Exercise instructions –
Go through the records and copy each line where the word "high" occurs.

Records for this exercise –

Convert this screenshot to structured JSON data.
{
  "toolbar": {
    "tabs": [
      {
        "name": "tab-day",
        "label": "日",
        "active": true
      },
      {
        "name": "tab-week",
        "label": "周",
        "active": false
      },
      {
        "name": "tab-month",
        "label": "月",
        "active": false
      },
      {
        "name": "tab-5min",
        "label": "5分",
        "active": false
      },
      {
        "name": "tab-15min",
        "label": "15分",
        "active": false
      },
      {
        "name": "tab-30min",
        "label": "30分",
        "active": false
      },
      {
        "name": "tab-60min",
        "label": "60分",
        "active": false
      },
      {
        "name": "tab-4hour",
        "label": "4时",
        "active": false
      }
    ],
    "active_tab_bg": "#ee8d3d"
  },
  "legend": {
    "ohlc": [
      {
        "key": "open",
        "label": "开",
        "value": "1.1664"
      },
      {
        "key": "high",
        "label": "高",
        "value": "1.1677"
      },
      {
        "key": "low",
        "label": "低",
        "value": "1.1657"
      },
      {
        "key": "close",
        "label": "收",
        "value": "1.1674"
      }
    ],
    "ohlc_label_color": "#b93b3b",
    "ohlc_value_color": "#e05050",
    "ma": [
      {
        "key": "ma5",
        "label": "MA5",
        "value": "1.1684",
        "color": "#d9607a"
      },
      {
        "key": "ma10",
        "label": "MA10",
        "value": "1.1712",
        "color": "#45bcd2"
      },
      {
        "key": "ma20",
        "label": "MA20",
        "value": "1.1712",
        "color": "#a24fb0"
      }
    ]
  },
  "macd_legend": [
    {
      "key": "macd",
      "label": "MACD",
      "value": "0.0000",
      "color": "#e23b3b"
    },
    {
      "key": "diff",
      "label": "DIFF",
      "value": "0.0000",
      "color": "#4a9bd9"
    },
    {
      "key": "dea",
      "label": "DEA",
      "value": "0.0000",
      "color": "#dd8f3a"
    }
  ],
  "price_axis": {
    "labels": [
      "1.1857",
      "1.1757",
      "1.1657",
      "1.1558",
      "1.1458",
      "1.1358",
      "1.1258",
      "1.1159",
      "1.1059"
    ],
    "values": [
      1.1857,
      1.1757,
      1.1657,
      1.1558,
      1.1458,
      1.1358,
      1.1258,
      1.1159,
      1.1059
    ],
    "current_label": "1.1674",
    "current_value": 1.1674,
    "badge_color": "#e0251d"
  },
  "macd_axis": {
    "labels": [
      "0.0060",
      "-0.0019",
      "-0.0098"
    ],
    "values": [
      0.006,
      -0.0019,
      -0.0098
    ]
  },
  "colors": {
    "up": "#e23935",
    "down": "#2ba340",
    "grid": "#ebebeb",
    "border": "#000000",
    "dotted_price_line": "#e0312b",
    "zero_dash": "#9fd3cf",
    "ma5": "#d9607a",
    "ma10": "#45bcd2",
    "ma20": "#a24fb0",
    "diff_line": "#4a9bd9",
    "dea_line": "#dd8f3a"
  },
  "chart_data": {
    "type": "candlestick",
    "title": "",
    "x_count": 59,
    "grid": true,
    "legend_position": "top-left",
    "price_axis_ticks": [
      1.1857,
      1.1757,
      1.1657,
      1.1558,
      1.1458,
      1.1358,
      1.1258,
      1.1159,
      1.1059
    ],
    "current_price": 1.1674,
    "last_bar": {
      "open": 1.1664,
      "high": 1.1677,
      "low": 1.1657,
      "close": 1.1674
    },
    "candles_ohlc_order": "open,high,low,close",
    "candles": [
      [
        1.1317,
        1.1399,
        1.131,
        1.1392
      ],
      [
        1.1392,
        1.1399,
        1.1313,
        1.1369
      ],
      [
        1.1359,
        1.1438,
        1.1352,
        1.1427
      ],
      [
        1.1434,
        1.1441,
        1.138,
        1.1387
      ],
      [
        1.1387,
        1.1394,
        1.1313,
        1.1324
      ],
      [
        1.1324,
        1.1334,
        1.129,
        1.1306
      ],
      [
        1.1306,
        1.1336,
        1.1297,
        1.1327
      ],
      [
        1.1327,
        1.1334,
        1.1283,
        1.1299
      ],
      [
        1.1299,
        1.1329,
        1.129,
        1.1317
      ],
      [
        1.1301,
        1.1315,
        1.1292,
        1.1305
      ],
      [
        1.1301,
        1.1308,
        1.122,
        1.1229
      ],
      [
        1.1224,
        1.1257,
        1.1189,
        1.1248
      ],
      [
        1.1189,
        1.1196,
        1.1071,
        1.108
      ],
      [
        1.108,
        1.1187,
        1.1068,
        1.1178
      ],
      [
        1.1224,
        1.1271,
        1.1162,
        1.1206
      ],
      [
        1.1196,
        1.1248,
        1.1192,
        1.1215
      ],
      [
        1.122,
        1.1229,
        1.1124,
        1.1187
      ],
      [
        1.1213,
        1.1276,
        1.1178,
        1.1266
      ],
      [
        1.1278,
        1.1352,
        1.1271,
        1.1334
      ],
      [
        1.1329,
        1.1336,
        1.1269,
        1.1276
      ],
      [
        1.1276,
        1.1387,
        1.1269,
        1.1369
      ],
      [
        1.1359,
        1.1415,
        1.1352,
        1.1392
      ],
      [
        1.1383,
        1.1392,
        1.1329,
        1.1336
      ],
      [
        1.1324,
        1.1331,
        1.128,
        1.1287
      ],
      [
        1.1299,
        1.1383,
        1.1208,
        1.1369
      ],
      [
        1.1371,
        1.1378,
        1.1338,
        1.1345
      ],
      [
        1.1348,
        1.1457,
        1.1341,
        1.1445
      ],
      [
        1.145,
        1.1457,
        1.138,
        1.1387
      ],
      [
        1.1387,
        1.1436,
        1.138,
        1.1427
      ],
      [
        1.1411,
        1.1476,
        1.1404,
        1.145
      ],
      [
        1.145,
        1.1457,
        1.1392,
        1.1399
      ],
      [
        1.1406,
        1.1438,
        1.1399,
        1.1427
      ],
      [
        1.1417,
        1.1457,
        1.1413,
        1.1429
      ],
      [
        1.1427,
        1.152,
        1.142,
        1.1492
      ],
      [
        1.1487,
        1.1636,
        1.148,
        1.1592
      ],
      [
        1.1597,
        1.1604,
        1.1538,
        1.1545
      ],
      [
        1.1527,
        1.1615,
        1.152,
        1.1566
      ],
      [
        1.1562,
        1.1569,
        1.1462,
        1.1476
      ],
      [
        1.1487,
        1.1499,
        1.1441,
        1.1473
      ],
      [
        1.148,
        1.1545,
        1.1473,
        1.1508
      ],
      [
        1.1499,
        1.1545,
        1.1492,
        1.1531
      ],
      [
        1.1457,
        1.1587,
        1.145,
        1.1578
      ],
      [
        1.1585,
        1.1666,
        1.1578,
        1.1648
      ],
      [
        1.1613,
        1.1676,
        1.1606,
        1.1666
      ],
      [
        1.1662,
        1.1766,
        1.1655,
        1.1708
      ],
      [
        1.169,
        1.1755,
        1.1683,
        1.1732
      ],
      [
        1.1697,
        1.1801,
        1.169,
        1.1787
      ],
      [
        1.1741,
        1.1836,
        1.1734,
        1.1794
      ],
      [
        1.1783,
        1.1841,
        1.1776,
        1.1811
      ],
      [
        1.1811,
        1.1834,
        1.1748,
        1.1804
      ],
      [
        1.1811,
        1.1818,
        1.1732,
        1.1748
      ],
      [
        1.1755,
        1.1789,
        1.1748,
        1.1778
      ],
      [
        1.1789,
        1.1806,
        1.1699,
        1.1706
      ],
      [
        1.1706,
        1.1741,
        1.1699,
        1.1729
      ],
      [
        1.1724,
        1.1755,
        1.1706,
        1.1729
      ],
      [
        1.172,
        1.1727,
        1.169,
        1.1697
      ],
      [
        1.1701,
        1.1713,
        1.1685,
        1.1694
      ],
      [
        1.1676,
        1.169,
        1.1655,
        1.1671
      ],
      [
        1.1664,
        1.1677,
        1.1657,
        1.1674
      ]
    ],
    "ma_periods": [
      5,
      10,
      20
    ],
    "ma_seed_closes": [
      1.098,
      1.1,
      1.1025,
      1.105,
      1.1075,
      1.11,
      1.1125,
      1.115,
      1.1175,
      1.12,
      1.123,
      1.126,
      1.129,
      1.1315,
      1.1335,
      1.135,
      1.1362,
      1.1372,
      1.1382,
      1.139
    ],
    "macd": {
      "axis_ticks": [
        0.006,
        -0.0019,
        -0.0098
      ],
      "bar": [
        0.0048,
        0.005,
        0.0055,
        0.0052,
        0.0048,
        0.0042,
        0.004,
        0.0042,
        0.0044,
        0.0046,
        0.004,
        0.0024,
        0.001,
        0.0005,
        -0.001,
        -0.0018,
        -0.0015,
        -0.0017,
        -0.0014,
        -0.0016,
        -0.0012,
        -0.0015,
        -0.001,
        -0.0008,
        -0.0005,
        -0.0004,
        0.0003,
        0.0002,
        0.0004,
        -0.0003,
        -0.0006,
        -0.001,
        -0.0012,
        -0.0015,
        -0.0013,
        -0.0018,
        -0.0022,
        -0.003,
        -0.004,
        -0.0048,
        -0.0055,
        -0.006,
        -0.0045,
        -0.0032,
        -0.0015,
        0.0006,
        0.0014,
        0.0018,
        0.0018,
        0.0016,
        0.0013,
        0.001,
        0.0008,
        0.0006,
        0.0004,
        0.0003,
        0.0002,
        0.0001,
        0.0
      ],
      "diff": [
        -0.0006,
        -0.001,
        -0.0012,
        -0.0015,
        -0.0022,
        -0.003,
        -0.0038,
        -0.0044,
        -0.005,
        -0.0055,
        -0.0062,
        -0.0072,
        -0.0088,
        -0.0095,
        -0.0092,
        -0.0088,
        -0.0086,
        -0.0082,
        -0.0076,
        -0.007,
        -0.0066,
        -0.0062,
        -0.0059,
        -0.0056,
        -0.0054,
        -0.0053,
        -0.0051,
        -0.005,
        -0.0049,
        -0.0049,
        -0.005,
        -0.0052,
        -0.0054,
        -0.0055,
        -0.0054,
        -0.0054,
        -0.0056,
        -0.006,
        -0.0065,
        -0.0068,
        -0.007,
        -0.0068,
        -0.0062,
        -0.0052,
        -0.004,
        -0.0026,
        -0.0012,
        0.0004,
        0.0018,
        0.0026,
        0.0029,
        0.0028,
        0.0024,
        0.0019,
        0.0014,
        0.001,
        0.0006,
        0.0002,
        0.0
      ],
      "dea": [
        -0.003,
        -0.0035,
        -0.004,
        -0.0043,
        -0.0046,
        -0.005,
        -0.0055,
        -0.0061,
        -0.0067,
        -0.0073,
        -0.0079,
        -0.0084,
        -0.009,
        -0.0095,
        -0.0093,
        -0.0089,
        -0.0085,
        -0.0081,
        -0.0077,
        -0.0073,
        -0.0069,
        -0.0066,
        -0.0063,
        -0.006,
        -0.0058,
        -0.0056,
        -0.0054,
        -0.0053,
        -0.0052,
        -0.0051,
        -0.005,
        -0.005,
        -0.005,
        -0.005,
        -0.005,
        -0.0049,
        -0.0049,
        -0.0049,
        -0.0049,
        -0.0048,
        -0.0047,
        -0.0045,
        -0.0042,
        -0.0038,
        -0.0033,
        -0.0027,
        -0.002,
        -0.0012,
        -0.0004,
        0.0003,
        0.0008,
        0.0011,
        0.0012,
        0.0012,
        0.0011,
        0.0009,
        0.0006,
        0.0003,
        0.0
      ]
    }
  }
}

Solution below –
        "key": "high",
      "high": 1.1677,
    "candles_ohlc_order": "open,high,low,close",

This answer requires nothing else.